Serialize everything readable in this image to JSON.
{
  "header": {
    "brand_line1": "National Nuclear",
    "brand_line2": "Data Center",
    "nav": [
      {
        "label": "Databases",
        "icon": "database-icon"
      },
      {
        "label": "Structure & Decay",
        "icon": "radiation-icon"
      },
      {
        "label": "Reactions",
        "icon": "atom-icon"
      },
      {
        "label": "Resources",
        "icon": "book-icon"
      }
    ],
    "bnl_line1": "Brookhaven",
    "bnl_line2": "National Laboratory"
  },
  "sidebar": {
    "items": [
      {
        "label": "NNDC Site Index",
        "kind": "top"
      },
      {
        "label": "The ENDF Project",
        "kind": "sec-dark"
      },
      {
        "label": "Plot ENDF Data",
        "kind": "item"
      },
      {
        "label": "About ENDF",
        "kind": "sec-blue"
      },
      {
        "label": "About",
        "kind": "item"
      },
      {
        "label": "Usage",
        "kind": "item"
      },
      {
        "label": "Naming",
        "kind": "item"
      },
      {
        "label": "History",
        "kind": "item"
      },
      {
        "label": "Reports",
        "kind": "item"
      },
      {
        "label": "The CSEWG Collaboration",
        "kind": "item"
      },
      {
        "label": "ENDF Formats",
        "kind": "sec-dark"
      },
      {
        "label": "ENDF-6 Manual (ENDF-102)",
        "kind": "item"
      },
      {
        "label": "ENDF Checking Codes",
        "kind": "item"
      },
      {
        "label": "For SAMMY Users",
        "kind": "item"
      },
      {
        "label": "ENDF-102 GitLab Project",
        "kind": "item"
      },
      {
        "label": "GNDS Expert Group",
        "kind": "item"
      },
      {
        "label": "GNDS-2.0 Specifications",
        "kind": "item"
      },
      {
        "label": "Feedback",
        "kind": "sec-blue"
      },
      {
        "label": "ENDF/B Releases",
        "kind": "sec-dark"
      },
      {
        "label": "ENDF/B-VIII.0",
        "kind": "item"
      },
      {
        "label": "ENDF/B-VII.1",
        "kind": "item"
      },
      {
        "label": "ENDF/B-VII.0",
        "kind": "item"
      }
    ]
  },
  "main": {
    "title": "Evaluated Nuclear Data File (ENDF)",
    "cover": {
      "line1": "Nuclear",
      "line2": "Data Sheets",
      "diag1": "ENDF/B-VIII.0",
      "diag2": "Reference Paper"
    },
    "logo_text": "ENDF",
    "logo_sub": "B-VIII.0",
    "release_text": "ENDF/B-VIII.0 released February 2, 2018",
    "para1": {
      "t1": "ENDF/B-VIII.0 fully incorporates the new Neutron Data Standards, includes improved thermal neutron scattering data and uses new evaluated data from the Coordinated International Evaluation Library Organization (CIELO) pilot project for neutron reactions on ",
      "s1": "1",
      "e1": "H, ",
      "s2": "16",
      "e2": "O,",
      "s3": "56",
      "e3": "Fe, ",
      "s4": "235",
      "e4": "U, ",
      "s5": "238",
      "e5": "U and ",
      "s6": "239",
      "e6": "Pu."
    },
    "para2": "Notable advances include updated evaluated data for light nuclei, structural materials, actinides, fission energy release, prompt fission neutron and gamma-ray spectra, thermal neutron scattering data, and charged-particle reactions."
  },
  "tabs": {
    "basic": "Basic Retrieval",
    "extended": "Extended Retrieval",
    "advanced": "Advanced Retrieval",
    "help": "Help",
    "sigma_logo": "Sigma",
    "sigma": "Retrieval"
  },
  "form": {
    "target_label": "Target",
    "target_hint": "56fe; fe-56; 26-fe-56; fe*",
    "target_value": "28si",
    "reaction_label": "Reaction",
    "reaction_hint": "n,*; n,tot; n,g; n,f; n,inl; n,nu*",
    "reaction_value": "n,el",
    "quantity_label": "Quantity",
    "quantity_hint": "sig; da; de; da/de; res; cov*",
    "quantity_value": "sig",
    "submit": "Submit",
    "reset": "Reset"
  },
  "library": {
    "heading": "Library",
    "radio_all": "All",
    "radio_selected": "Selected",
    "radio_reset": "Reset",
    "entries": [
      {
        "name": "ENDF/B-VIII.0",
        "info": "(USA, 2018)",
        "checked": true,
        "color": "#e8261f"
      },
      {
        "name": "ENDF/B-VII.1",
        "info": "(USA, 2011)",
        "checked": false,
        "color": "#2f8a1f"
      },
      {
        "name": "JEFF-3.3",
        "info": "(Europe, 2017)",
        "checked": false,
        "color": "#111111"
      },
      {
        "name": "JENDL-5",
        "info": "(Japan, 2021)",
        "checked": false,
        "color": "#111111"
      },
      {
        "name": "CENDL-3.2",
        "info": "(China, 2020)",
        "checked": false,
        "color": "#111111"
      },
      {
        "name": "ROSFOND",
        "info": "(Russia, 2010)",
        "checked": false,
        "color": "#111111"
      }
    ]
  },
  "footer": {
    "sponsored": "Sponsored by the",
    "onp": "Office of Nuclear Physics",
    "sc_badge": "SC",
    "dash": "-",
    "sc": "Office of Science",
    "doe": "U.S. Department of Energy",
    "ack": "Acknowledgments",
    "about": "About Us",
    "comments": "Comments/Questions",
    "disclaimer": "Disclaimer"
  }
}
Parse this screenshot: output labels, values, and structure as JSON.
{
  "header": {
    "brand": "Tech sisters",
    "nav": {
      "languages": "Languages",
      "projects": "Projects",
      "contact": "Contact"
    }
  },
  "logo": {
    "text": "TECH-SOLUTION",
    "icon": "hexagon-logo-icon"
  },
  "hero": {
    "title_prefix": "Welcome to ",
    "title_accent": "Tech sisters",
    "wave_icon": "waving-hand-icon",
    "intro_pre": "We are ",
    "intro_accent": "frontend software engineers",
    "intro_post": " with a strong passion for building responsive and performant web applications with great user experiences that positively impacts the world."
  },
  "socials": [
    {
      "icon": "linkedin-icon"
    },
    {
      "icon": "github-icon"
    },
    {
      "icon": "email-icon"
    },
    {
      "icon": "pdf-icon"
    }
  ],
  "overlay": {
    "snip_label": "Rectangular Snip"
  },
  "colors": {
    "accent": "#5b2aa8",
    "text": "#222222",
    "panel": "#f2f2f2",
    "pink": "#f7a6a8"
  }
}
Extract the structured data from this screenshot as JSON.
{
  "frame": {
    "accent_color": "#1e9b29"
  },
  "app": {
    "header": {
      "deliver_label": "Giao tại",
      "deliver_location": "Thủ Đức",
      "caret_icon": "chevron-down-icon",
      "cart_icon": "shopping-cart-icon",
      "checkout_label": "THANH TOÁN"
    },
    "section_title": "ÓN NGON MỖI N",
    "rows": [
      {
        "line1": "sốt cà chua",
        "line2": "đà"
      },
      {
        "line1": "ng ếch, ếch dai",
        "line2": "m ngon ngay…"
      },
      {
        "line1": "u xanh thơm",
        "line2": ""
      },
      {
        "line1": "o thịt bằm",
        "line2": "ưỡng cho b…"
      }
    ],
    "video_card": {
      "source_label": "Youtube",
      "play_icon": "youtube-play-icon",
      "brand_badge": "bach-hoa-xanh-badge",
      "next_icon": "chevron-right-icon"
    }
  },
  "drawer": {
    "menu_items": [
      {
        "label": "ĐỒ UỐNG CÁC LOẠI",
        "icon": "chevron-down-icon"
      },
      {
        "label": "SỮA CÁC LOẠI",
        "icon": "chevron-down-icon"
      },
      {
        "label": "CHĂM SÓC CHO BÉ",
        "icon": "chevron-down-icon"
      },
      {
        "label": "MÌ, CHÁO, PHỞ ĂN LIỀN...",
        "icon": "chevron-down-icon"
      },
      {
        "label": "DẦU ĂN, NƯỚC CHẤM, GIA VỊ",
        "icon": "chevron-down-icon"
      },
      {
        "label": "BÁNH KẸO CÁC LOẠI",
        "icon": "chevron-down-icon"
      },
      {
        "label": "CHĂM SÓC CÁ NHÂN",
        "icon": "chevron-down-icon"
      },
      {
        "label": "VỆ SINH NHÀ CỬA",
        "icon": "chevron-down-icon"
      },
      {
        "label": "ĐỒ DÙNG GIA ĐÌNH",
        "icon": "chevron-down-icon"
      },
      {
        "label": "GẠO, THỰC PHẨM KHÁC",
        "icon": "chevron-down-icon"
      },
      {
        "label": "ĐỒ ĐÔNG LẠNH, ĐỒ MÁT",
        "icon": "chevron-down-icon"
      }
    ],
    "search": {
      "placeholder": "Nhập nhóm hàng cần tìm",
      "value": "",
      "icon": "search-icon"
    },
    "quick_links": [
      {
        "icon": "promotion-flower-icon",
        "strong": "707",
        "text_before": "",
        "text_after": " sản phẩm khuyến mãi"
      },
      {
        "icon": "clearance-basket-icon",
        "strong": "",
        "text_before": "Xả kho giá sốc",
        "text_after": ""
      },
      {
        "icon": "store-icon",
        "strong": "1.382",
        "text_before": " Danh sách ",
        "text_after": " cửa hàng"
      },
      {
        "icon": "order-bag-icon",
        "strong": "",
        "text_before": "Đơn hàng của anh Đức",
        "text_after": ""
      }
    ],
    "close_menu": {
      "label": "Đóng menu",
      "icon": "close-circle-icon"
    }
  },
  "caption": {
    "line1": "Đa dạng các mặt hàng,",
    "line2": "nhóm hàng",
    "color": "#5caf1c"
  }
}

==========

Required task:
Pick out the lines that contain "this" and copy them.

Correct answer:
Serialize everything readable in this image to JSON.
Parse this screenshot: output labels, values, and structure as JSON.
Extract the structured data from this screenshot as JSON.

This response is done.